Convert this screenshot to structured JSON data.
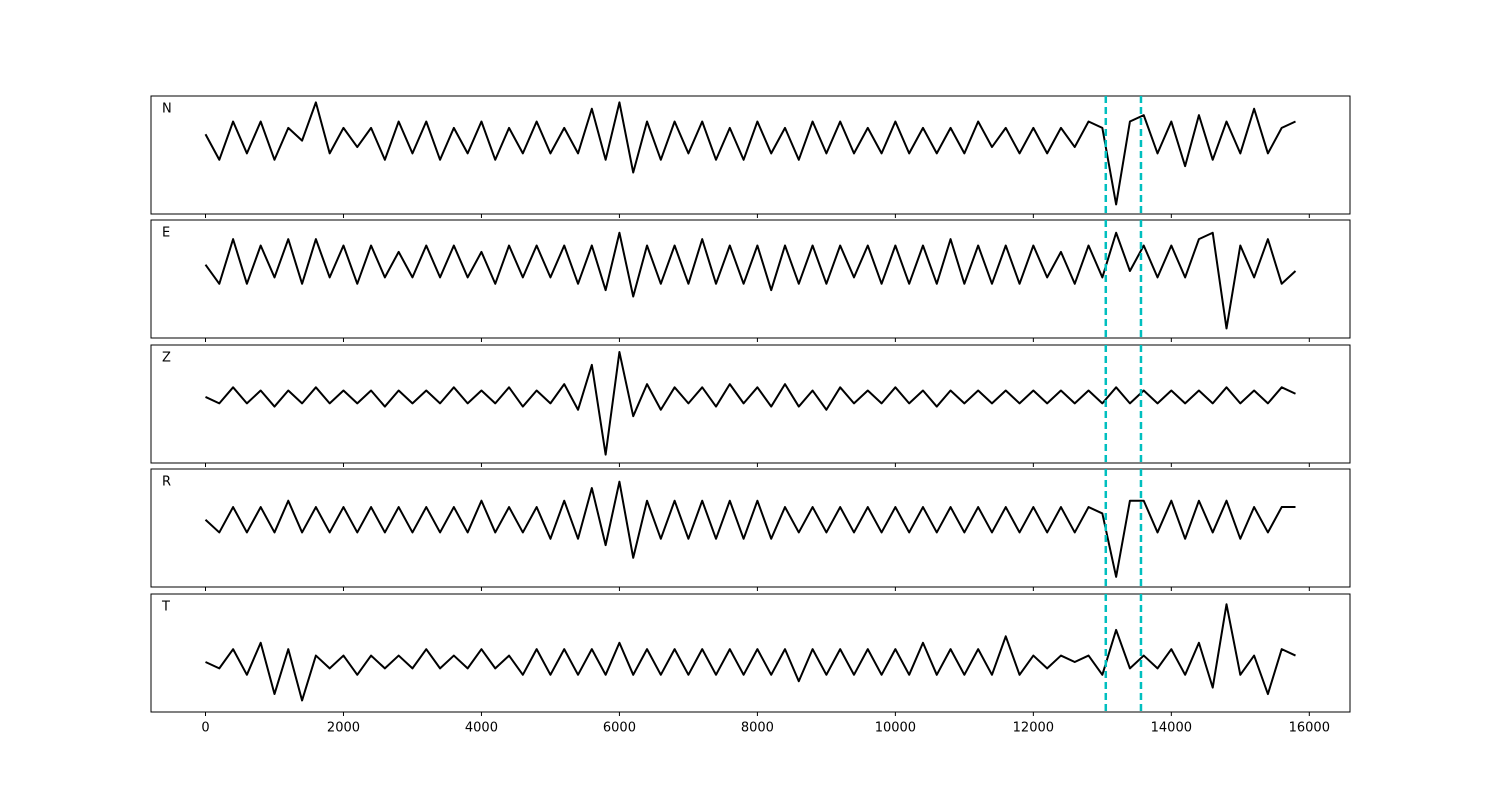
{
  "chart_data": [
    {
      "type": "line",
      "title": "N",
      "color": "#000000",
      "xlim": [
        -790,
        16590
      ],
      "ylim": [
        -1.15,
        0.7
      ],
      "xticks": [
        0,
        2000,
        4000,
        6000,
        8000,
        10000,
        12000,
        14000,
        16000
      ],
      "vlines": [
        13050,
        13560
      ],
      "vline_color": "#00bfbf",
      "x": [
        0,
        200,
        400,
        600,
        800,
        1000,
        1200,
        1400,
        1600,
        1800,
        2000,
        2200,
        2400,
        2600,
        2800,
        3000,
        3200,
        3400,
        3600,
        3800,
        4000,
        4200,
        4400,
        4600,
        4800,
        5000,
        5200,
        5400,
        5600,
        5800,
        6000,
        6200,
        6400,
        6600,
        6800,
        7000,
        7200,
        7400,
        7600,
        7800,
        8000,
        8200,
        8400,
        8600,
        8800,
        9000,
        9200,
        9400,
        9600,
        9800,
        10000,
        10200,
        10400,
        10600,
        10800,
        11000,
        11200,
        11400,
        11600,
        11800,
        12000,
        12200,
        12400,
        12600,
        12800,
        13000,
        13200,
        13400,
        13600,
        13800,
        14000,
        14200,
        14400,
        14600,
        14800,
        15000,
        15200,
        15400,
        15600,
        15800
      ],
      "values": [
        0.1,
        -0.3,
        0.3,
        -0.2,
        0.3,
        -0.3,
        0.2,
        0.0,
        0.6,
        -0.2,
        0.2,
        -0.1,
        0.2,
        -0.3,
        0.3,
        -0.2,
        0.3,
        -0.3,
        0.2,
        -0.2,
        0.3,
        -0.3,
        0.2,
        -0.2,
        0.3,
        -0.2,
        0.2,
        -0.2,
        0.5,
        -0.3,
        0.6,
        -0.5,
        0.3,
        -0.3,
        0.3,
        -0.2,
        0.3,
        -0.3,
        0.2,
        -0.3,
        0.3,
        -0.2,
        0.2,
        -0.3,
        0.3,
        -0.2,
        0.3,
        -0.2,
        0.2,
        -0.2,
        0.3,
        -0.2,
        0.2,
        -0.2,
        0.2,
        -0.2,
        0.3,
        -0.1,
        0.2,
        -0.2,
        0.2,
        -0.2,
        0.2,
        -0.1,
        0.3,
        0.2,
        -1.0,
        0.3,
        0.4,
        -0.2,
        0.3,
        -0.4,
        0.4,
        -0.3,
        0.3,
        -0.2,
        0.5,
        -0.2,
        0.2,
        0.3
      ]
    },
    {
      "type": "line",
      "title": "E",
      "color": "#000000",
      "xlim": [
        -790,
        16590
      ],
      "ylim": [
        -1.15,
        0.7
      ],
      "xticks": [
        0,
        2000,
        4000,
        6000,
        8000,
        10000,
        12000,
        14000,
        16000
      ],
      "vlines": [
        13050,
        13560
      ],
      "vline_color": "#00bfbf",
      "x": [
        0,
        200,
        400,
        600,
        800,
        1000,
        1200,
        1400,
        1600,
        1800,
        2000,
        2200,
        2400,
        2600,
        2800,
        3000,
        3200,
        3400,
        3600,
        3800,
        4000,
        4200,
        4400,
        4600,
        4800,
        5000,
        5200,
        5400,
        5600,
        5800,
        6000,
        6200,
        6400,
        6600,
        6800,
        7000,
        7200,
        7400,
        7600,
        7800,
        8000,
        8200,
        8400,
        8600,
        8800,
        9000,
        9200,
        9400,
        9600,
        9800,
        10000,
        10200,
        10400,
        10600,
        10800,
        11000,
        11200,
        11400,
        11600,
        11800,
        12000,
        12200,
        12400,
        12600,
        12800,
        13000,
        13200,
        13400,
        13600,
        13800,
        14000,
        14200,
        14400,
        14600,
        14800,
        15000,
        15200,
        15400,
        15600,
        15800
      ],
      "values": [
        0.0,
        -0.3,
        0.4,
        -0.3,
        0.3,
        -0.2,
        0.4,
        -0.3,
        0.4,
        -0.2,
        0.3,
        -0.3,
        0.3,
        -0.2,
        0.2,
        -0.2,
        0.3,
        -0.2,
        0.3,
        -0.2,
        0.2,
        -0.3,
        0.3,
        -0.2,
        0.3,
        -0.2,
        0.3,
        -0.3,
        0.3,
        -0.4,
        0.5,
        -0.5,
        0.3,
        -0.3,
        0.3,
        -0.3,
        0.4,
        -0.3,
        0.3,
        -0.3,
        0.3,
        -0.4,
        0.3,
        -0.3,
        0.3,
        -0.3,
        0.3,
        -0.2,
        0.3,
        -0.3,
        0.3,
        -0.3,
        0.3,
        -0.3,
        0.4,
        -0.3,
        0.3,
        -0.3,
        0.3,
        -0.3,
        0.3,
        -0.2,
        0.2,
        -0.3,
        0.3,
        -0.2,
        0.5,
        -0.1,
        0.3,
        -0.2,
        0.3,
        -0.2,
        0.4,
        0.5,
        -1.0,
        0.3,
        -0.2,
        0.4,
        -0.3,
        -0.1
      ]
    },
    {
      "type": "line",
      "title": "Z",
      "color": "#000000",
      "xlim": [
        -790,
        16590
      ],
      "ylim": [
        -1.03,
        0.81
      ],
      "xticks": [
        0,
        2000,
        4000,
        6000,
        8000,
        10000,
        12000,
        14000,
        16000
      ],
      "vlines": [
        13050,
        13560
      ],
      "vline_color": "#00bfbf",
      "x": [
        0,
        200,
        400,
        600,
        800,
        1000,
        1200,
        1400,
        1600,
        1800,
        2000,
        2200,
        2400,
        2600,
        2800,
        3000,
        3200,
        3400,
        3600,
        3800,
        4000,
        4200,
        4400,
        4600,
        4800,
        5000,
        5200,
        5400,
        5600,
        5800,
        6000,
        6200,
        6400,
        6600,
        6800,
        7000,
        7200,
        7400,
        7600,
        7800,
        8000,
        8200,
        8400,
        8600,
        8800,
        9000,
        9200,
        9400,
        9600,
        9800,
        10000,
        10200,
        10400,
        10600,
        10800,
        11000,
        11200,
        11400,
        11600,
        11800,
        12000,
        12200,
        12400,
        12600,
        12800,
        13000,
        13200,
        13400,
        13600,
        13800,
        14000,
        14200,
        14400,
        14600,
        14800,
        15000,
        15200,
        15400,
        15600,
        15800
      ],
      "values": [
        0.0,
        -0.1,
        0.15,
        -0.1,
        0.1,
        -0.15,
        0.1,
        -0.1,
        0.15,
        -0.1,
        0.1,
        -0.1,
        0.1,
        -0.15,
        0.1,
        -0.1,
        0.1,
        -0.1,
        0.15,
        -0.1,
        0.1,
        -0.1,
        0.15,
        -0.15,
        0.1,
        -0.1,
        0.2,
        -0.2,
        0.5,
        -0.9,
        0.7,
        -0.3,
        0.2,
        -0.2,
        0.15,
        -0.1,
        0.15,
        -0.15,
        0.2,
        -0.1,
        0.15,
        -0.15,
        0.2,
        -0.15,
        0.1,
        -0.2,
        0.15,
        -0.1,
        0.1,
        -0.1,
        0.15,
        -0.1,
        0.1,
        -0.15,
        0.1,
        -0.1,
        0.1,
        -0.1,
        0.1,
        -0.1,
        0.1,
        -0.1,
        0.1,
        -0.1,
        0.1,
        -0.1,
        0.15,
        -0.1,
        0.1,
        -0.1,
        0.1,
        -0.1,
        0.1,
        -0.1,
        0.15,
        -0.1,
        0.1,
        -0.1,
        0.15,
        0.05
      ]
    },
    {
      "type": "line",
      "title": "R",
      "color": "#000000",
      "xlim": [
        -790,
        16590
      ],
      "ylim": [
        -1.06,
        0.8
      ],
      "xticks": [
        0,
        2000,
        4000,
        6000,
        8000,
        10000,
        12000,
        14000,
        16000
      ],
      "vlines": [
        13050,
        13560
      ],
      "vline_color": "#00bfbf",
      "x": [
        0,
        200,
        400,
        600,
        800,
        1000,
        1200,
        1400,
        1600,
        1800,
        2000,
        2200,
        2400,
        2600,
        2800,
        3000,
        3200,
        3400,
        3600,
        3800,
        4000,
        4200,
        4400,
        4600,
        4800,
        5000,
        5200,
        5400,
        5600,
        5800,
        6000,
        6200,
        6400,
        6600,
        6800,
        7000,
        7200,
        7400,
        7600,
        7800,
        8000,
        8200,
        8400,
        8600,
        8800,
        9000,
        9200,
        9400,
        9600,
        9800,
        10000,
        10200,
        10400,
        10600,
        10800,
        11000,
        11200,
        11400,
        11600,
        11800,
        12000,
        12200,
        12400,
        12600,
        12800,
        13000,
        13200,
        13400,
        13600,
        13800,
        14000,
        14200,
        14400,
        14600,
        14800,
        15000,
        15200,
        15400,
        15600,
        15800
      ],
      "values": [
        0.0,
        -0.2,
        0.2,
        -0.2,
        0.2,
        -0.2,
        0.3,
        -0.2,
        0.2,
        -0.2,
        0.2,
        -0.2,
        0.2,
        -0.2,
        0.2,
        -0.2,
        0.2,
        -0.2,
        0.2,
        -0.2,
        0.3,
        -0.2,
        0.2,
        -0.2,
        0.2,
        -0.3,
        0.3,
        -0.3,
        0.5,
        -0.4,
        0.6,
        -0.6,
        0.3,
        -0.3,
        0.3,
        -0.3,
        0.3,
        -0.3,
        0.3,
        -0.3,
        0.3,
        -0.3,
        0.2,
        -0.2,
        0.2,
        -0.2,
        0.2,
        -0.2,
        0.2,
        -0.2,
        0.2,
        -0.2,
        0.2,
        -0.2,
        0.2,
        -0.2,
        0.2,
        -0.2,
        0.2,
        -0.2,
        0.2,
        -0.2,
        0.2,
        -0.2,
        0.2,
        0.1,
        -0.9,
        0.3,
        0.3,
        -0.2,
        0.3,
        -0.3,
        0.3,
        -0.2,
        0.3,
        -0.3,
        0.2,
        -0.2,
        0.2,
        0.2
      ]
    },
    {
      "type": "line",
      "title": "T",
      "color": "#000000",
      "xlim": [
        -790,
        16590
      ],
      "ylim": [
        -0.78,
        1.06
      ],
      "xticks": [
        0,
        2000,
        4000,
        6000,
        8000,
        10000,
        12000,
        14000,
        16000
      ],
      "vlines": [
        13050,
        13560
      ],
      "vline_color": "#00bfbf",
      "x": [
        0,
        200,
        400,
        600,
        800,
        1000,
        1200,
        1400,
        1600,
        1800,
        2000,
        2200,
        2400,
        2600,
        2800,
        3000,
        3200,
        3400,
        3600,
        3800,
        4000,
        4200,
        4400,
        4600,
        4800,
        5000,
        5200,
        5400,
        5600,
        5800,
        6000,
        6200,
        6400,
        6600,
        6800,
        7000,
        7200,
        7400,
        7600,
        7800,
        8000,
        8200,
        8400,
        8600,
        8800,
        9000,
        9200,
        9400,
        9600,
        9800,
        10000,
        10200,
        10400,
        10600,
        10800,
        11000,
        11200,
        11400,
        11600,
        11800,
        12000,
        12200,
        12400,
        12600,
        12800,
        13000,
        13200,
        13400,
        13600,
        13800,
        14000,
        14200,
        14400,
        14600,
        14800,
        15000,
        15200,
        15400,
        15600,
        15800
      ],
      "values": [
        0.0,
        -0.1,
        0.2,
        -0.2,
        0.3,
        -0.5,
        0.2,
        -0.6,
        0.1,
        -0.1,
        0.1,
        -0.2,
        0.1,
        -0.1,
        0.1,
        -0.1,
        0.2,
        -0.1,
        0.1,
        -0.1,
        0.2,
        -0.1,
        0.1,
        -0.2,
        0.2,
        -0.2,
        0.2,
        -0.2,
        0.2,
        -0.2,
        0.3,
        -0.2,
        0.2,
        -0.2,
        0.2,
        -0.2,
        0.2,
        -0.2,
        0.2,
        -0.2,
        0.2,
        -0.2,
        0.2,
        -0.3,
        0.2,
        -0.2,
        0.2,
        -0.2,
        0.2,
        -0.2,
        0.2,
        -0.2,
        0.3,
        -0.2,
        0.2,
        -0.2,
        0.2,
        -0.2,
        0.4,
        -0.2,
        0.1,
        -0.1,
        0.1,
        0.0,
        0.1,
        -0.2,
        0.5,
        -0.1,
        0.1,
        -0.1,
        0.2,
        -0.2,
        0.3,
        -0.4,
        0.9,
        -0.2,
        0.1,
        -0.5,
        0.2,
        0.1
      ]
    }
  ]
}
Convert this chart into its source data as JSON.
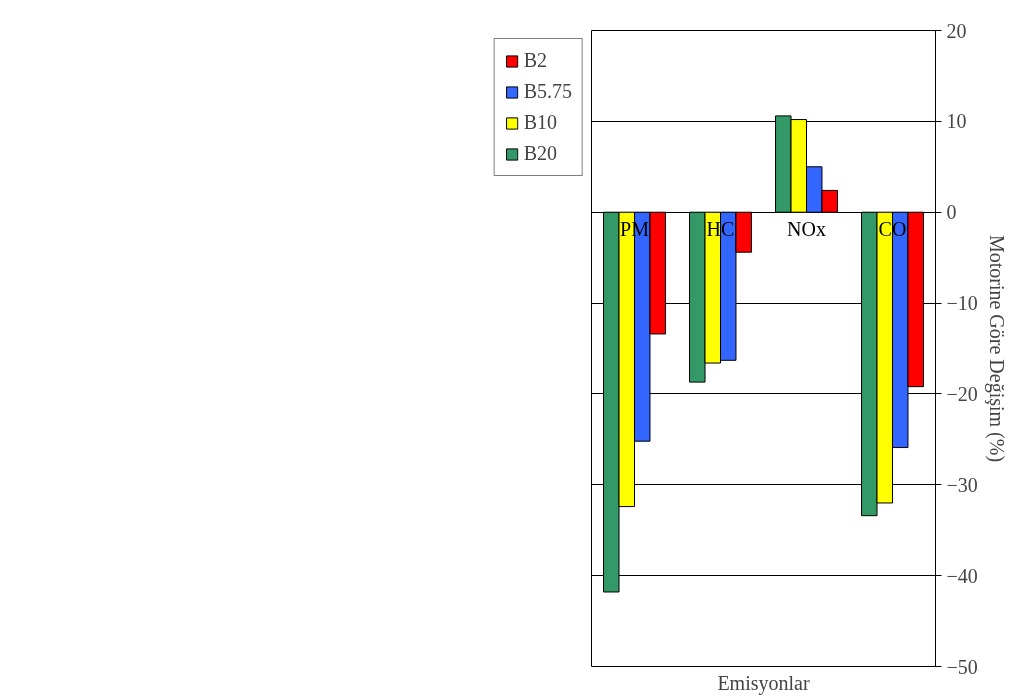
{
  "chart_data": {
    "type": "bar",
    "xlabel": "Emisyonlar",
    "ylabel": "Motorine Göre Değişim (%)",
    "categories": [
      "PM",
      "HC",
      "NOx",
      "CO"
    ],
    "series": [
      {
        "name": "B20",
        "color": "#339966",
        "values": [
          -41.8,
          -18.7,
          10.6,
          -33.4
        ]
      },
      {
        "name": "B10",
        "color": "#ffff00",
        "values": [
          -32.4,
          -16.6,
          10.2,
          -32.0
        ]
      },
      {
        "name": "B5.75",
        "color": "#3366ff",
        "values": [
          -25.2,
          -16.3,
          5.0,
          -25.9
        ]
      },
      {
        "name": "B2",
        "color": "#ff0000",
        "values": [
          -13.4,
          -4.4,
          2.4,
          -19.2
        ]
      }
    ],
    "ylim": [
      -50,
      20
    ],
    "yticks": [
      -50,
      -40,
      -30,
      -20,
      -10,
      0,
      10,
      20
    ],
    "grid": "y",
    "legend": "left"
  }
}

- - - - - - -

> **THE PROBLEM**:
Exactly the lines from the line containing "Convert this chart" through the last line of the entries above are to be quoted, both included, and nothing else. Pictures are left out.

> **SOLUTION TO THIS EXERCISE**:
Convert this chart into its source data as JSON.
{
  "chart_data": {
    "type": "bar",
    "xlabel": "Emisyonlar",
    "ylabel": "Motorine Göre Değişim (%)",
    "categories": [
      "PM",
      "HC",
      "NOx",
      "CO"
    ],
    "series": [
      {
        "name": "B20",
        "color": "#339966",
        "values": [
          -41.8,
          -18.7,
          10.6,
          -33.4
        ]
      },
      {
        "name": "B10",
        "color": "#ffff00",
        "values": [
          -32.4,
          -16.6,
          10.2,
          -32.0
        ]
      },
      {
        "name": "B5.75",
        "color": "#3366ff",
        "values": [
          -25.2,
          -16.3,
          5.0,
          -25.9
        ]
      },
      {
        "name": "B2",
        "color": "#ff0000",
        "values": [
          -13.4,
          -4.4,
          2.4,
          -19.2
        ]
      }
    ],
    "ylim": [
      -50,
      20
    ],
    "yticks": [
      -50,
      -40,
      -30,
      -20,
      -10,
      0,
      10,
      20
    ],
    "grid": "y",
    "legend": "left"
  }
}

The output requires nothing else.